> _To do_
Copy every line from the data below in which the string "value" can be found.

Records about charts and figures:
- - - -
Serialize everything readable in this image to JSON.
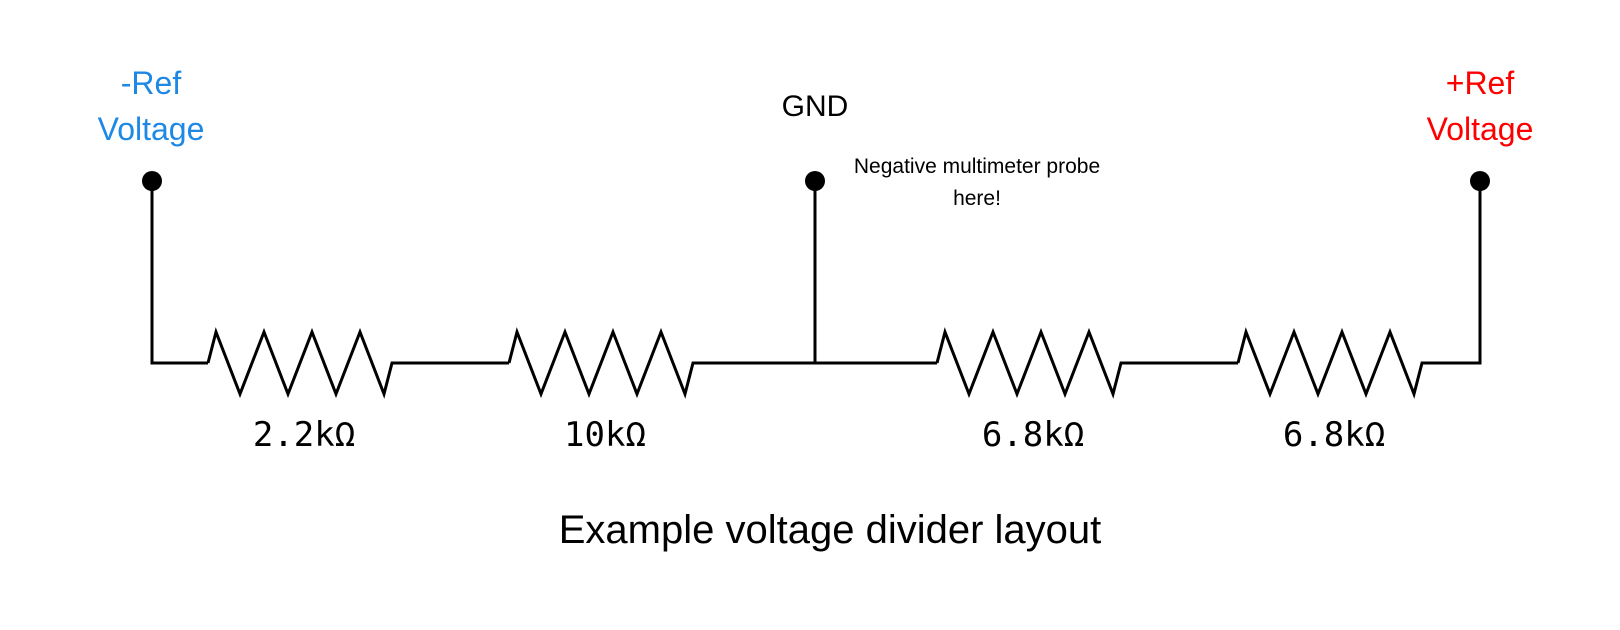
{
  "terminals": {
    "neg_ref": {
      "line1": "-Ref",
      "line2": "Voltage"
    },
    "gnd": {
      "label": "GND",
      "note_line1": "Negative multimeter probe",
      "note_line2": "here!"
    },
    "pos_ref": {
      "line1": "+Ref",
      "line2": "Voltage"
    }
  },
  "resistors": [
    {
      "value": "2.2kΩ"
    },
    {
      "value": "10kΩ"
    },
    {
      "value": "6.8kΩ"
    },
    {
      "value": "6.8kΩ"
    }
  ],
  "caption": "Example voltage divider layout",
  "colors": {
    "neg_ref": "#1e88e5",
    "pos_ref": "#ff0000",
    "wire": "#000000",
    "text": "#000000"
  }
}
- - - -
> _Answer to the task_
      "value": "2.2kΩ"
      "value": "10kΩ"
      "value": "6.8kΩ"
      "value": "6.8kΩ"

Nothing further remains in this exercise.